#### [SOURCE DATA]
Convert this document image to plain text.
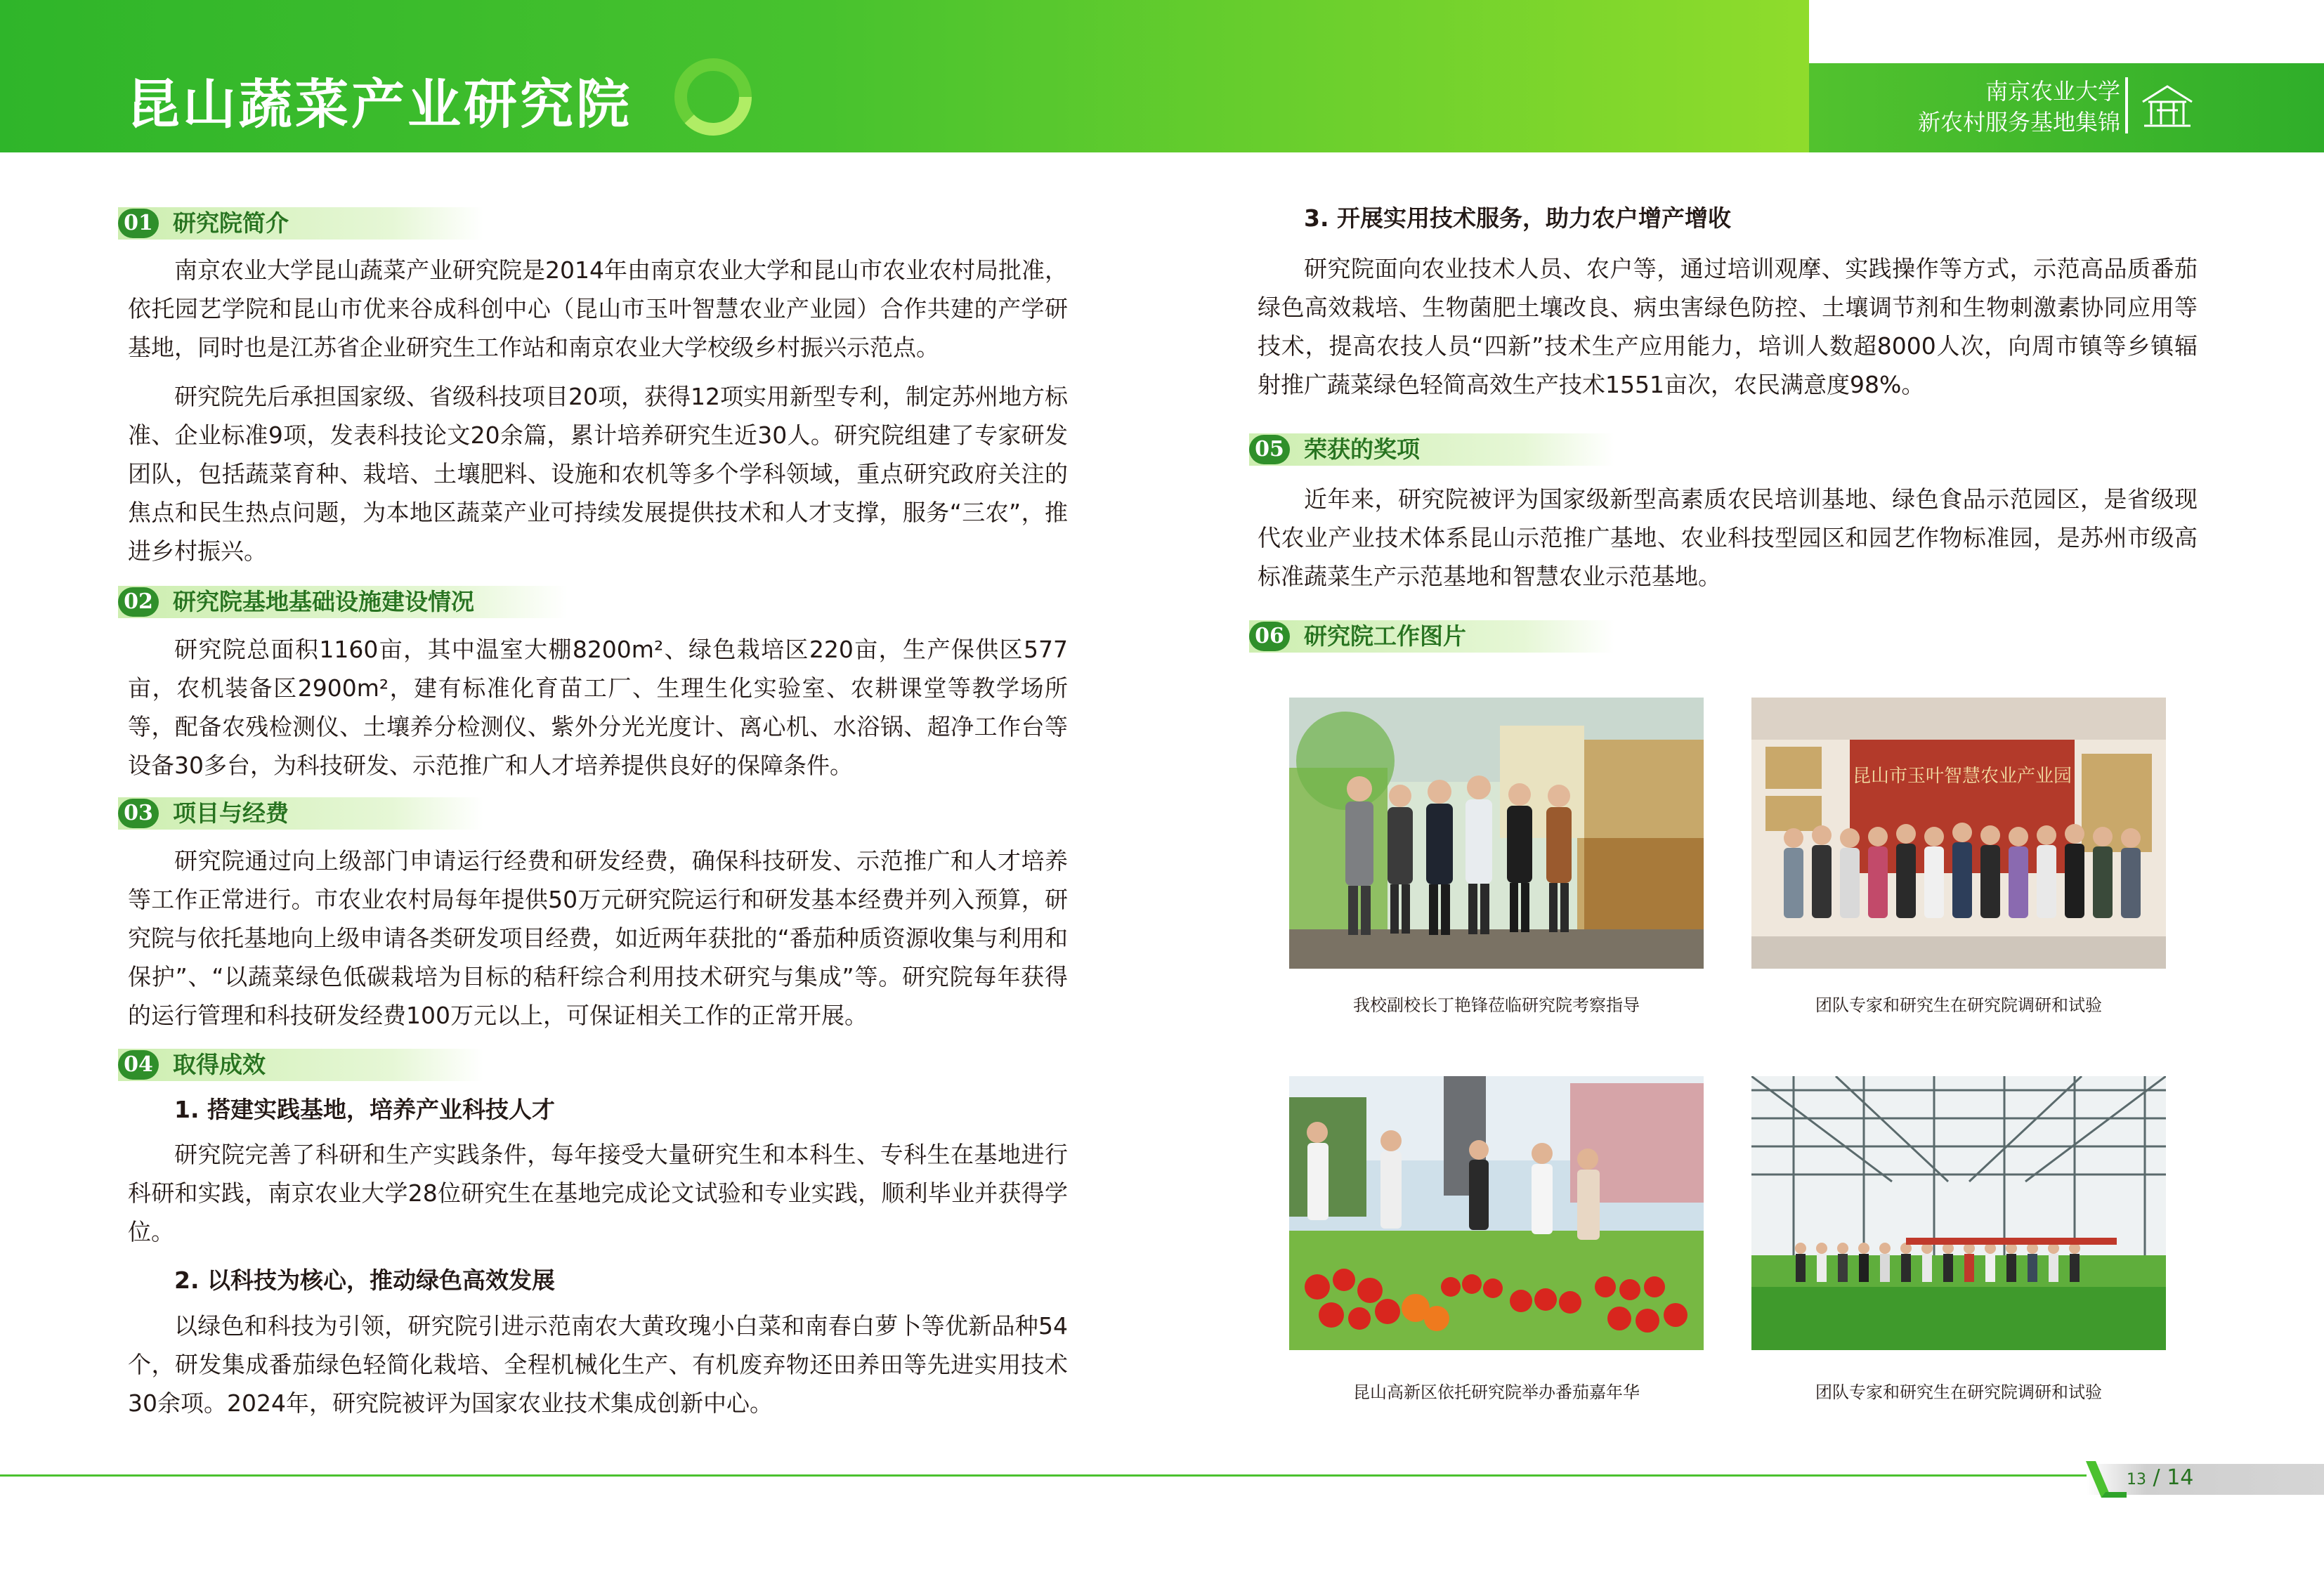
昆山蔬菜产业研究院	南京农业大学
新农村服务基地集锦
01 研究院简介

南京农业大学昆山蔬菜产业研究院是2014年由南京农业大学和昆山市农业农村局批准，依托园艺学院和昆山市优来谷成科创中心（昆山市玉叶智慧农业产业园）合作共建的产学研基地，同时也是江苏省企业研究生工作站和南京农业大学校级乡村振兴示范点。

研究院先后承担国家级、省级科技项目20项，获得12项实用新型专利，制定苏州地方标准、企业标准9项，发表科技论文20余篇，累计培养研究生近30人。研究院组建了专家研发团队，包括蔬菜育种、栽培、土壤肥料、设施和农机等多个学科领域，重点研究政府关注的焦点和民生热点问题，为本地区蔬菜产业可持续发展提供技术和人才支撑，服务“三农”，推进乡村振兴。

02 研究院基地基础设施建设情况

研究院总面积1160亩，其中温室大棚8200m²、绿色栽培区220亩，生产保供区577亩，农机装备区2900m²，建有标准化育苗工厂、生理生化实验室、农耕课堂等教学场所等，配备农残检测仪、土壤养分检测仪、紫外分光光度计、离心机、水浴锅、超净工作台等设备30多台，为科技研发、示范推广和人才培养提供良好的保障条件。

03 项目与经费

研究院通过向上级部门申请运行经费和研发经费，确保科技研发、示范推广和人才培养等工作正常进行。市农业农村局每年提供50万元研究院运行和研发基本经费并列入预算，研究院与依托基地向上级申请各类研发项目经费，如近两年获批的“番茄种质资源收集与利用和保护”、“以蔬菜绿色低碳栽培为目标的秸秆综合利用技术研究与集成”等。研究院每年获得的运行管理和科技研发经费100万元以上，可保证相关工作的正常开展。

04 取得成效
1. 搭建实践基地，培养产业科技人才

研究院完善了科研和生产实践条件，每年接受大量研究生和本科生、专科生在基地进行科研和实践，南京农业大学28位研究生在基地完成论文试验和专业实践，顺利毕业并获得学位。

2. 以科技为核心，推动绿色高效发展

以绿色和科技为引领，研究院引进示范南农大黄玫瑰小白菜和南春白萝卜等优新品种54个，研发集成番茄绿色轻简化栽培、全程机械化生产、有机废弃物还田养田等先进实用技术30余项。2024年，研究院被评为国家农业技术集成创新中心。

3. 开展实用技术服务，助力农户增产增收

研究院面向农业技术人员、农户等，通过培训观摩、实践操作等方式，示范高品质番茄绿色高效栽培、生物菌肥土壤改良、病虫害绿色防控、土壤调节剂和生物刺激素协同应用等技术，提高农技人员“四新”技术生产应用能力，培训人数超8000人次，向周市镇等乡镇辐射推广蔬菜绿色轻简高效生产技术1551亩次，农民满意度98%。

05 荣获的奖项

近年来，研究院被评为国家级新型高素质农民培训基地、绿色食品示范园区，是省级现代农业产业技术体系昆山示范推广基地、农业科技型园区和园艺作物标准园，是苏州市级高标准蔬菜生产示范基地和智慧农业示范基地。

06 研究院工作图片
我校副校长丁艳锋莅临研究院考察指导
昆山市玉叶智慧农业产业园
团队专家和研究生在研究院调研和试验
昆山高新区依托研究院举办番茄嘉年华	团队专家和研究生在研究院调研和试验
13 / 14
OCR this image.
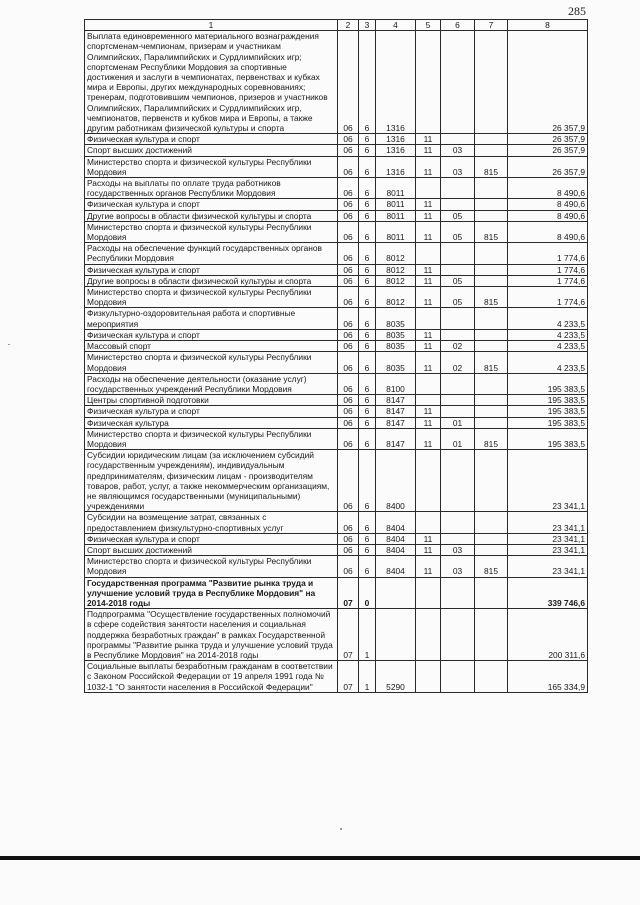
285
1	2	3	4	5	6	7	8
Выплата единовременного материального вознаграждения спортсменам-чемпионам, призерам и участникам Олимпийских, Паралимпийских и Сурдлимпийских игр; спортсменам Республики Мордовия за спортивные достижения и заслуги в чемпионатах, первенствах и кубках мира и Европы, других международных соревнованиях; тренерам, подготовившим чемпионов, призеров и участников Олимпийских, Паралимпийских и Сурдлимпийских игр, чемпионатов, первенств и кубков мира и Европы, а также другим работникам физической культуры и спорта	06	6	1316				26 357,9
Физическая культура и спорт	06	6	1316	11			26 357,9
Спорт высших достижений	06	6	1316	11	03		26 357,9
Министерство спорта и физической культуры Республики Мордовия	06	6	1316	11	03	815	26 357,9
Расходы на выплаты по оплате труда работников государственных органов Республики Мордовия	06	6	8011				8 490,6
Физическая культура и спорт	06	6	8011	11			8 490,6
Другие вопросы в области физической культуры и спорта	06	6	8011	11	05		8 490,6
Министерство спорта и физической культуры Республики Мордовия	06	6	8011	11	05	815	8 490,6
Расходы на обеспечение функций государственных органов Республики Мордовия	06	6	8012				1 774,6
Физическая культура и спорт	06	6	8012	11			1 774,6
Другие вопросы в области физической культуры и спорта	06	6	8012	11	05		1 774,6
Министерство спорта и физической культуры Республики Мордовия	06	6	8012	11	05	815	1 774,6
Физкультурно-оздоровительная работа и спортивные мероприятия	06	6	8035				4 233,5
Физическая культура и спорт	06	6	8035	11			4 233,5
Массовый спорт	06	6	8035	11	02		4 233,5
Министерство спорта и физической культуры Республики Мордовия	06	6	8035	11	02	815	4 233,5
Расходы на обеспечение деятельности (оказание услуг) государственных учреждений Республики Мордовия	06	6	8100				195 383,5
Центры спортивной подготовки	06	6	8147				195 383,5
Физическая культура и спорт	06	6	8147	11			195 383,5
Физическая культура	06	6	8147	11	01		195 383,5
Министерство спорта и физической культуры Республики Мордовия	06	6	8147	11	01	815	195 383,5
Субсидии юридическим лицам (за исключением субсидий государственным учреждениям), индивидуальным предпринимателям, физическим лицам - производителям товаров, работ, услуг, а также некоммерческим организациям, не являющимся государственными (муниципальными) учреждениями	06	6	8400				23 341,1
Субсидии на возмещение затрат, связанных с предоставлением физкультурно-спортивных услуг	06	6	8404				23 341,1
Физическая культура и спорт	06	6	8404	11			23 341,1
Спорт высших достижений	06	6	8404	11	03		23 341,1
Министерство спорта и физической культуры Республики Мордовия	06	6	8404	11	03	815	23 341,1
Государственная программа "Развитие рынка труда и улучшение условий труда в Республике Мордовия" на 2014-2018 годы	07	0					339 746,6
Подпрограмма "Осуществление государственных полномочий в сфере содействия занятости населения и социальная поддержка безработных граждан" в рамках Государственной программы "Развитие рынка труда и улучшение условий труда в Республике Мордовия" на 2014-2018 годы	07	1					200 311,6
Социальные выплаты безработным гражданам в соответствии с Законом Российской Федерации от 19 апреля 1991 года № 1032-1 "О занятости населения в Российской Федерации"	07	1	5290				165 334,9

#### [WHAT TO DO]
Note how many lines in the listing above hold the string "昆山市玉叶智慧农业产业园", then give only that figure.

#### [TASK OUTPUT]
2